■ SHORT EXERCISE: Give only the number of lines below that contain the word "Самый".
----------------------------------------
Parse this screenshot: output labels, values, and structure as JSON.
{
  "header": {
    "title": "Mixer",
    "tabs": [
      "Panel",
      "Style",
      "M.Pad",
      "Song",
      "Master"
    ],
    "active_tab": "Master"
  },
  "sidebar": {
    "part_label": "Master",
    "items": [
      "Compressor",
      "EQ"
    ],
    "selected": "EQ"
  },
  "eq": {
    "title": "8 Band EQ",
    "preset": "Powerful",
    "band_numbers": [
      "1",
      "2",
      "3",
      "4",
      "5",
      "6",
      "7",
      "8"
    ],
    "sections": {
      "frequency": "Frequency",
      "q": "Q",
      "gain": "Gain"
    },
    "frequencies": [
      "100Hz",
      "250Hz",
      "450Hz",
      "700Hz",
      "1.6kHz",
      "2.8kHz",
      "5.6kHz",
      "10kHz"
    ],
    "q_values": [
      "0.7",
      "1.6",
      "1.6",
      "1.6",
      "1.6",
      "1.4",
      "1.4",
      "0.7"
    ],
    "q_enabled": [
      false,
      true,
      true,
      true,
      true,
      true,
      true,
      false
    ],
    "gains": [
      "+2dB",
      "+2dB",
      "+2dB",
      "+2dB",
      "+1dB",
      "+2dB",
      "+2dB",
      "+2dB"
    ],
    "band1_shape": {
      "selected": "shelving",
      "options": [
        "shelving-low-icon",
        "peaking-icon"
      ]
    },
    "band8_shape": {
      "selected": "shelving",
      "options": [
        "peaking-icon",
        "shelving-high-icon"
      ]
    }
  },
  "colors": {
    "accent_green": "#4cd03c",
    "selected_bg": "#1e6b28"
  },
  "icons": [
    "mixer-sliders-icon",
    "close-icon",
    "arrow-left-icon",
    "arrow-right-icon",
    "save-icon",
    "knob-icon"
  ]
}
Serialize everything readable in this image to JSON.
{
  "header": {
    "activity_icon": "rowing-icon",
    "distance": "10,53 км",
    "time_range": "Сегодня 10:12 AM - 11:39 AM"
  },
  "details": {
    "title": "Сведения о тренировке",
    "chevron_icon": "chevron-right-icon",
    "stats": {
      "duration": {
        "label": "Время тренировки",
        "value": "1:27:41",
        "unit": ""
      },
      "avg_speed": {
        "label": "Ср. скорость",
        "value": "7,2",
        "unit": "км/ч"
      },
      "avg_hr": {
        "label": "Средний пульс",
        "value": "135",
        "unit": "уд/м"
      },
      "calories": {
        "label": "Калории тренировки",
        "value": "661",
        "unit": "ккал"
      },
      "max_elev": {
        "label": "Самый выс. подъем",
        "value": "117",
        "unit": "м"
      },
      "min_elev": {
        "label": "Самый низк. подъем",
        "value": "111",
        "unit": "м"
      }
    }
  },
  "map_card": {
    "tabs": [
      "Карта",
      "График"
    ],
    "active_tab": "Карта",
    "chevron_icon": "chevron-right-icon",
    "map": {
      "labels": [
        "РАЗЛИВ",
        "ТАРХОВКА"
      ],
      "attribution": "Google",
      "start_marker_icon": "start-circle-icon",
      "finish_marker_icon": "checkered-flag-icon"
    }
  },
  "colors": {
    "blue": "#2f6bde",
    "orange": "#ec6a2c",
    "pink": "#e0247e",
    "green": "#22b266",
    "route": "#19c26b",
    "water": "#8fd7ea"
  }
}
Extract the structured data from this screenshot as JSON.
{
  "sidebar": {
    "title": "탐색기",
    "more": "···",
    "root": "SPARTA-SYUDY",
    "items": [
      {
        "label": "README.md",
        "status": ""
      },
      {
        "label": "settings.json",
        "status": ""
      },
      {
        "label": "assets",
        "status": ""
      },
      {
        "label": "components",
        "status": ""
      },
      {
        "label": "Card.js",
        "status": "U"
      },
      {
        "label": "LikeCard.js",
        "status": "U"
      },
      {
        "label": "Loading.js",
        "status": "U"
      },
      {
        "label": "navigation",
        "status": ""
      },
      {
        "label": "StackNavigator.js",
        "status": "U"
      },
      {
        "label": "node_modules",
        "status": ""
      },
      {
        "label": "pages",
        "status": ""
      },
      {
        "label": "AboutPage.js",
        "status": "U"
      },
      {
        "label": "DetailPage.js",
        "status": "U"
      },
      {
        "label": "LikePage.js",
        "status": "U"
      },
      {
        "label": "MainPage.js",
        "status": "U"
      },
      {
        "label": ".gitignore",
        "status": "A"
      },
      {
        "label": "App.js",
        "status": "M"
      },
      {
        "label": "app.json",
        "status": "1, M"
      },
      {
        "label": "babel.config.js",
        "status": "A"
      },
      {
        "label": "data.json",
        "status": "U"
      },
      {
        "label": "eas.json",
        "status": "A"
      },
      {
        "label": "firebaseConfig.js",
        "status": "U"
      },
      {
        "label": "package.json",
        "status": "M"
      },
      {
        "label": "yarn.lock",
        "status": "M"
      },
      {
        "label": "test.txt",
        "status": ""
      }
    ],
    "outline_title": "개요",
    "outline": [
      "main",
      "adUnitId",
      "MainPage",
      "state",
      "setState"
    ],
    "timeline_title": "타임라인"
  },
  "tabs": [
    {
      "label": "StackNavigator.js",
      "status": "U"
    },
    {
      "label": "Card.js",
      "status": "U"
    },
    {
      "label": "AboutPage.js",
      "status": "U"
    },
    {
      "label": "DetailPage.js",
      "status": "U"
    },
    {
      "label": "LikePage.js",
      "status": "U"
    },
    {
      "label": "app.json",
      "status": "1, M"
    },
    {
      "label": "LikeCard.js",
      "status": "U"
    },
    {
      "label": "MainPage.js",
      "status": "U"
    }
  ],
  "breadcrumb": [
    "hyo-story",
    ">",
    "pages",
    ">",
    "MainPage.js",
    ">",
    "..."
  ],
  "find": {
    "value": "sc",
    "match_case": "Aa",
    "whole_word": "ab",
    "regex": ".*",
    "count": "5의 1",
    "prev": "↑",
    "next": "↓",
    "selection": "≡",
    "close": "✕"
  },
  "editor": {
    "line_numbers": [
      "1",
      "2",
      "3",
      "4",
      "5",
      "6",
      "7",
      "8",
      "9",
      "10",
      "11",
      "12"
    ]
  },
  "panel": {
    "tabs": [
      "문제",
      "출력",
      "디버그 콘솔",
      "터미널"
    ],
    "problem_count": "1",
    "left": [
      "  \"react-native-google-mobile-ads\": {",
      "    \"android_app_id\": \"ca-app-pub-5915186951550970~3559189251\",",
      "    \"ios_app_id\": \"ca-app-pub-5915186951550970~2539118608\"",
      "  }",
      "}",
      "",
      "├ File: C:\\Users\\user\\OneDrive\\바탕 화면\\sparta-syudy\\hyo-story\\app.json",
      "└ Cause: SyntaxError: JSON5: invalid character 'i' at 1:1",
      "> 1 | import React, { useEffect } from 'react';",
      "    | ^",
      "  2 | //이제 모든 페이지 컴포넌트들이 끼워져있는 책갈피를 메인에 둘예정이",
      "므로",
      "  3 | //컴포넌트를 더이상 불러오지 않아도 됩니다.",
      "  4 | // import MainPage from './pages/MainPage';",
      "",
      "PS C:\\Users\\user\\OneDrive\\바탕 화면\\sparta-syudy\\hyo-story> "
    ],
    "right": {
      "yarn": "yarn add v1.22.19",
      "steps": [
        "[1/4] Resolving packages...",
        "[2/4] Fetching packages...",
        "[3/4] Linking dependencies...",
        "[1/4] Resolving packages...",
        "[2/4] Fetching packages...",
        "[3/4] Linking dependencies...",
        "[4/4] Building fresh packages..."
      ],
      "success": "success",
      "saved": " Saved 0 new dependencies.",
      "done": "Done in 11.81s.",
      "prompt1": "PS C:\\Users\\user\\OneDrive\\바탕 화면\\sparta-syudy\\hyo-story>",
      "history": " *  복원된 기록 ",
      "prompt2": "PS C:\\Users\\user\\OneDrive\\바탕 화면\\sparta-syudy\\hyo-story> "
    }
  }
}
----------------------------------------
■ PROBLEM SOLUTION: 2